**Task statement:** Lines containing the string "text" are to be counted. Write only how many there are.

[start Records supplied]

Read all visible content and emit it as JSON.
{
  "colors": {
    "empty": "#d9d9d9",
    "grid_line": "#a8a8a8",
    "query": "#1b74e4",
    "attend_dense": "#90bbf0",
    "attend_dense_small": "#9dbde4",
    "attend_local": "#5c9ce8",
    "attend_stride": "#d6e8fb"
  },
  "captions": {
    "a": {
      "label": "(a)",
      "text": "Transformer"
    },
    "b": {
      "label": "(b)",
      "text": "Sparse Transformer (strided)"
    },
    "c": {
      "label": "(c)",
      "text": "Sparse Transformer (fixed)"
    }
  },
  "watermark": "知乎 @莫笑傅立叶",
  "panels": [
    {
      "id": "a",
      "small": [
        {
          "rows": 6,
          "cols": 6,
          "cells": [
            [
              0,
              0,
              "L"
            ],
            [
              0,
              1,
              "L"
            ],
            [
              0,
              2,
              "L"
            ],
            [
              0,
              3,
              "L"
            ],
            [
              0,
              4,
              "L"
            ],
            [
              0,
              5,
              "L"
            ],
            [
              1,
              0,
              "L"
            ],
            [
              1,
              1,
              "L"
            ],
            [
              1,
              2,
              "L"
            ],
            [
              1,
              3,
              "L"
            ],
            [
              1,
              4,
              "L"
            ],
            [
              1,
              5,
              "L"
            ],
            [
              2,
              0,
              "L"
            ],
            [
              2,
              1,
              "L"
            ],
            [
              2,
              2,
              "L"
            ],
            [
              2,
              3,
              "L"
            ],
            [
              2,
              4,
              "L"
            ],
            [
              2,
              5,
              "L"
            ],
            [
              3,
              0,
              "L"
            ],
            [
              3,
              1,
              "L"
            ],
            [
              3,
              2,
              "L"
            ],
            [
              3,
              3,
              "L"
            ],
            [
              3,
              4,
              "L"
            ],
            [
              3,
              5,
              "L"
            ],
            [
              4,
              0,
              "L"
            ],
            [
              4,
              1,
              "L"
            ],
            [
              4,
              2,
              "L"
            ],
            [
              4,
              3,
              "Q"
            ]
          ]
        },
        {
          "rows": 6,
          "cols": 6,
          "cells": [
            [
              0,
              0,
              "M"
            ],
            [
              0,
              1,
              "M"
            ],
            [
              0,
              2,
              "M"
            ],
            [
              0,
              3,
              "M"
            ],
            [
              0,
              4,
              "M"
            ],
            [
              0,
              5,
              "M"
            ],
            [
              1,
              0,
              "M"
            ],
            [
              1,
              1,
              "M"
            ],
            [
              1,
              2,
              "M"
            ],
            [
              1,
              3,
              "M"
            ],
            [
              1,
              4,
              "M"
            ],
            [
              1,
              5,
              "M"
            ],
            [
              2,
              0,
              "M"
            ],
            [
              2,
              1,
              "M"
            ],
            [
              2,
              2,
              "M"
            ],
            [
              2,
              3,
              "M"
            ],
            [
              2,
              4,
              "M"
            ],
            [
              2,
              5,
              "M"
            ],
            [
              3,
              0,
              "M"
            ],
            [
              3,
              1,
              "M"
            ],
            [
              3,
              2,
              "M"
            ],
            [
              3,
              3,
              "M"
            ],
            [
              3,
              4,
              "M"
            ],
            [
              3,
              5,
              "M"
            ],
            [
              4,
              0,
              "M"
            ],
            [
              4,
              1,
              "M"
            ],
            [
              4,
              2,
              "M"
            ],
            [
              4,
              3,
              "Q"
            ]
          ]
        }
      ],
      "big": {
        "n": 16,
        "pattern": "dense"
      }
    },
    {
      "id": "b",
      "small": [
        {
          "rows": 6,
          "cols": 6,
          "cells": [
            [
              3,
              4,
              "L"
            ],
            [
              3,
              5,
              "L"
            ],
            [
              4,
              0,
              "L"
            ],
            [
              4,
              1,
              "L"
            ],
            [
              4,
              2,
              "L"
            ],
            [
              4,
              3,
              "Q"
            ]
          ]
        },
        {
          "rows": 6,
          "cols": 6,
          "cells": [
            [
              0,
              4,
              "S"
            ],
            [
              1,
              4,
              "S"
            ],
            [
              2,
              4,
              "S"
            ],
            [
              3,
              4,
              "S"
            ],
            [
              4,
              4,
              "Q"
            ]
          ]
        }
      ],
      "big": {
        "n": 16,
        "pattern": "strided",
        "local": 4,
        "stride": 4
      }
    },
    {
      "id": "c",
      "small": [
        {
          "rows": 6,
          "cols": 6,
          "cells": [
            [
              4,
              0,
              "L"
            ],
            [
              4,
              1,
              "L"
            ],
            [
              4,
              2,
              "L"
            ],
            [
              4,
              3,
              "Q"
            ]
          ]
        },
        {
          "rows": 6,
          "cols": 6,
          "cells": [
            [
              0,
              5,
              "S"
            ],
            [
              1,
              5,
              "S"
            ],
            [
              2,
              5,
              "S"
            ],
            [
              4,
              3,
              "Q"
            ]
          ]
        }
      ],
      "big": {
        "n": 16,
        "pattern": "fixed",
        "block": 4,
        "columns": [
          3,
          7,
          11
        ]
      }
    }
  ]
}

[end Records supplied]

**Exercise output:** 3